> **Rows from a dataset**
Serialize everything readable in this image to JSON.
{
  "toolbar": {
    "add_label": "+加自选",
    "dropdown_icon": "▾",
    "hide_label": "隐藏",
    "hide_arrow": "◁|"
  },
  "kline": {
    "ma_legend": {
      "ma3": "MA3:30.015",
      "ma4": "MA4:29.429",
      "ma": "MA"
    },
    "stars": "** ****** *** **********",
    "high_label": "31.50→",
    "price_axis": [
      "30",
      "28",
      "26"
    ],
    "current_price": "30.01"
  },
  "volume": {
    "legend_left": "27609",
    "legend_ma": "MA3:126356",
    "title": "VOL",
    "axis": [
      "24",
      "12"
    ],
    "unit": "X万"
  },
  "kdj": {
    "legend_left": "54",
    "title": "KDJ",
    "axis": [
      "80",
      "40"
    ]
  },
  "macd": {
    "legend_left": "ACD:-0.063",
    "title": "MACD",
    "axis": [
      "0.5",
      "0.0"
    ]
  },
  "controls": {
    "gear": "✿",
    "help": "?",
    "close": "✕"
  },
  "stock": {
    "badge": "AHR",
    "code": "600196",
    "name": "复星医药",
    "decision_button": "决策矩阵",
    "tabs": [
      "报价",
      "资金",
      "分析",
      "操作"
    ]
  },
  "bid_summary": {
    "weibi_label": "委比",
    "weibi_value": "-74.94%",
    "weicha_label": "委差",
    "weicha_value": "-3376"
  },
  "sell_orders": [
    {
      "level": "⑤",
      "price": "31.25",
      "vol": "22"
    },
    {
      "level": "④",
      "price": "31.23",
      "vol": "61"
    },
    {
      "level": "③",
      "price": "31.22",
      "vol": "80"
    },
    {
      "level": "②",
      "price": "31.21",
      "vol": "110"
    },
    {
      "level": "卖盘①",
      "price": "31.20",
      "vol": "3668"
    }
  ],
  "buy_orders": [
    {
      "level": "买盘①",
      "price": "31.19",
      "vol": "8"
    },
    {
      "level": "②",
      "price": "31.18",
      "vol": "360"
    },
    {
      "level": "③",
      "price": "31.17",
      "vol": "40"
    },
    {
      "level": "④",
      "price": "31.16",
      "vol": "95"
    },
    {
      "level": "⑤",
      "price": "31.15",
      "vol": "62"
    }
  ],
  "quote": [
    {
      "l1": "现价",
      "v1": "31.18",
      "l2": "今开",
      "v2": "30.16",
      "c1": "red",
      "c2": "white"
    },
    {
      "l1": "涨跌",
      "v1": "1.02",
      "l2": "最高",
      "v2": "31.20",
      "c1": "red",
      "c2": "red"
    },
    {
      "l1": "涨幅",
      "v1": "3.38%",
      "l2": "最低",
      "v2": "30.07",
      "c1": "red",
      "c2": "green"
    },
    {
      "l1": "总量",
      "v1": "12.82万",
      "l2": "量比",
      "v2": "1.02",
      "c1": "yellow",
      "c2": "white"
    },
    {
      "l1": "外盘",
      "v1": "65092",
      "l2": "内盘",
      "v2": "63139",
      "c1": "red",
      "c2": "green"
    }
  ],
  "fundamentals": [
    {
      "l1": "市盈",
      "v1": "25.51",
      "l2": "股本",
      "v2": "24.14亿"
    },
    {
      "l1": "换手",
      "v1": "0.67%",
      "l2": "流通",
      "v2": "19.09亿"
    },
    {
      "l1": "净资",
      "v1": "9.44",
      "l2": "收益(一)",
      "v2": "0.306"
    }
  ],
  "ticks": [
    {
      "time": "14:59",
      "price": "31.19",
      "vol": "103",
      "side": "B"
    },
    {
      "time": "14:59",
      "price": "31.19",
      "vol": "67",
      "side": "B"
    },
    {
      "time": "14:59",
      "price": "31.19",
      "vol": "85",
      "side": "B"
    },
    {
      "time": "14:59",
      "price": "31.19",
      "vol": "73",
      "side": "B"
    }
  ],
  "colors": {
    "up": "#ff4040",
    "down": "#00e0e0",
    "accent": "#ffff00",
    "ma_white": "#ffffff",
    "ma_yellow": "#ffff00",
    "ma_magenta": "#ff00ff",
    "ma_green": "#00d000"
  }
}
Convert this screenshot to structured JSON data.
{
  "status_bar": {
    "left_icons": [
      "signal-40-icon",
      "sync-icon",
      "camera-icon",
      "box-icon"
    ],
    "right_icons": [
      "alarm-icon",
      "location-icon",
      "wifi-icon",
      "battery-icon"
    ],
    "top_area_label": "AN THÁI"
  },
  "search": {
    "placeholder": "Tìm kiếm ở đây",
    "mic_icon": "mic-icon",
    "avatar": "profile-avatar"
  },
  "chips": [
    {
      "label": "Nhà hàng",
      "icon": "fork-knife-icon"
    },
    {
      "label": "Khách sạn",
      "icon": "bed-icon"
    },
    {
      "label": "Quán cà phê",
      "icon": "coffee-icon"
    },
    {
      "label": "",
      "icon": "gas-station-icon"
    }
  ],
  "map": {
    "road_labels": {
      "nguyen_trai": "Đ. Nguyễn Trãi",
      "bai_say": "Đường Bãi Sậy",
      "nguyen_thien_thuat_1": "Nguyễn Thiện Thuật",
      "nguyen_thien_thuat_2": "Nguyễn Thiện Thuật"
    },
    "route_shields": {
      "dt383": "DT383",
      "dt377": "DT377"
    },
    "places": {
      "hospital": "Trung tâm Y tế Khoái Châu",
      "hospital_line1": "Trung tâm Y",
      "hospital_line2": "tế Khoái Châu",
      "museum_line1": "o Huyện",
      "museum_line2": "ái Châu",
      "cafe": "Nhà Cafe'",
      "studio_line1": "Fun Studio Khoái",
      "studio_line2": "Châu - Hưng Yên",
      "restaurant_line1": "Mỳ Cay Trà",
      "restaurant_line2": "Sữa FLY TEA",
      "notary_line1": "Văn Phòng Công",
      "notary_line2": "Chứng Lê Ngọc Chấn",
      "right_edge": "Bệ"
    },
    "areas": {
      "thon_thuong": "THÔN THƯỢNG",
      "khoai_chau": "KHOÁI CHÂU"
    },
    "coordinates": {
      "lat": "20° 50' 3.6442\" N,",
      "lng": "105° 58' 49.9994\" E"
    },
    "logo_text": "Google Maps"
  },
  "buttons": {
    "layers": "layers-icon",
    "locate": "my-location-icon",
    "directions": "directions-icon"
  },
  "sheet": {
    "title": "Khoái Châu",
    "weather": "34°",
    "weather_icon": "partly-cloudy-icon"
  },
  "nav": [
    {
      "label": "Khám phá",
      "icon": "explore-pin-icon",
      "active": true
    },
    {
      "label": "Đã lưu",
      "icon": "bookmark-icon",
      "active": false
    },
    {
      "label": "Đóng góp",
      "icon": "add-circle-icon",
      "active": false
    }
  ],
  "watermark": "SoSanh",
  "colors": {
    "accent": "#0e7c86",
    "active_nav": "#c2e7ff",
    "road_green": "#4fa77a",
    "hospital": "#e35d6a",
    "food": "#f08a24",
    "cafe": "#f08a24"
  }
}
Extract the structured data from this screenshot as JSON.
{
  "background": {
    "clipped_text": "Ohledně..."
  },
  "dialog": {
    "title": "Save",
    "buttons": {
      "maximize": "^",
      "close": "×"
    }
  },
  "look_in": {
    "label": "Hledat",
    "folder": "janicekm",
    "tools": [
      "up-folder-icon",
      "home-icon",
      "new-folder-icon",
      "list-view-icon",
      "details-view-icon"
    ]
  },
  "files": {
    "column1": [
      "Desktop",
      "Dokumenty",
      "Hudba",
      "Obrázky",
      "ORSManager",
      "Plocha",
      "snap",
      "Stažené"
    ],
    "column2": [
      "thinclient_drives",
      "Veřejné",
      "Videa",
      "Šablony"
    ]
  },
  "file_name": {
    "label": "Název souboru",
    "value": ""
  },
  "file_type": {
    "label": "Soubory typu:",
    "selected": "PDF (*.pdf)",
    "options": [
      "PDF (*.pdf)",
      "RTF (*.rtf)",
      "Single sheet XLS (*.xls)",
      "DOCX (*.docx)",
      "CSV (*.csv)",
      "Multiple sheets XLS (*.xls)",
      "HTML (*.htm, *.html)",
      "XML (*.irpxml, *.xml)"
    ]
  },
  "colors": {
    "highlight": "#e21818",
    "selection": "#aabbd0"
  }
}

> **Short problem**
Copy every line of the material in which the word "location" occurs.

> **The response**
      "location-icon",
    "locate": "my-location-icon",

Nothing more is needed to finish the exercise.